--- Start ---
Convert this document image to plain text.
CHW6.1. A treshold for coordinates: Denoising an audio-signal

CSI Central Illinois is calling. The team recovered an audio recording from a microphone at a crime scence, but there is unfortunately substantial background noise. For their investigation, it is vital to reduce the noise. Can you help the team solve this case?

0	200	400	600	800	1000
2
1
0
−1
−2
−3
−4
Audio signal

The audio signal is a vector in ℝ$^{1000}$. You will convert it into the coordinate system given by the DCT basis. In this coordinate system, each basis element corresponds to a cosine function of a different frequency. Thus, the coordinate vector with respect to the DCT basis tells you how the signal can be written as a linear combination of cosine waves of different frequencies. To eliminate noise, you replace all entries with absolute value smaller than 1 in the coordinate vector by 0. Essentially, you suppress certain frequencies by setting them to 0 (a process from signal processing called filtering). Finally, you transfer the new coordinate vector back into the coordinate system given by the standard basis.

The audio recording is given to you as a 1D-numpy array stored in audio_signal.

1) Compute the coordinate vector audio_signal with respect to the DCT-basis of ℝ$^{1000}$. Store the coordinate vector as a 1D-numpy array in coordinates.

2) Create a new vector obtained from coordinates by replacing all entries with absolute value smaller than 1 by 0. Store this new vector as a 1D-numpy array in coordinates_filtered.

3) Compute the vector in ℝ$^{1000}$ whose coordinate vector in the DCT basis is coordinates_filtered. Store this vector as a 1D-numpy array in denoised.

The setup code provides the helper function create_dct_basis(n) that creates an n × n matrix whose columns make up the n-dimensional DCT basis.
--- End ---
*Written exercise*
The records above must be output exactly, in full.

*Task output*
Convert this document image to plain text.
CHW6.1. A treshold for coordinates: Denoising an audio-signal

CSI Central Illinois is calling. The team recovered an audio recording from a microphone at a crime scence, but there is unfortunately substantial background noise. For their investigation, it is vital to reduce the noise. Can you help the team solve this case?

0	200	400	600	800	1000
2
1
0
−1
−2
−3
−4
Audio signal

The audio signal is a vector in ℝ$^{1000}$. You will convert it into the coordinate system given by the DCT basis. In this coordinate system, each basis element corresponds to a cosine function of a different frequency. Thus, the coordinate vector with respect to the DCT basis tells you how the signal can be written as a linear combination of cosine waves of different frequencies. To eliminate noise, you replace all entries with absolute value smaller than 1 in the coordinate vector by 0. Essentially, you suppress certain frequencies by setting them to 0 (a process from signal processing called filtering). Finally, you transfer the new coordinate vector back into the coordinate system given by the standard basis.

The audio recording is given to you as a 1D-numpy array stored in audio_signal.

1) Compute the coordinate vector audio_signal with respect to the DCT-basis of ℝ$^{1000}$. Store the coordinate vector as a 1D-numpy array in coordinates.

2) Create a new vector obtained from coordinates by replacing all entries with absolute value smaller than 1 by 0. Store this new vector as a 1D-numpy array in coordinates_filtered.

3) Compute the vector in ℝ$^{1000}$ whose coordinate vector in the DCT basis is coordinates_filtered. Store this vector as a 1D-numpy array in denoised.

The setup code provides the helper function create_dct_basis(n) that creates an n × n matrix whose columns make up the n-dimensional DCT basis.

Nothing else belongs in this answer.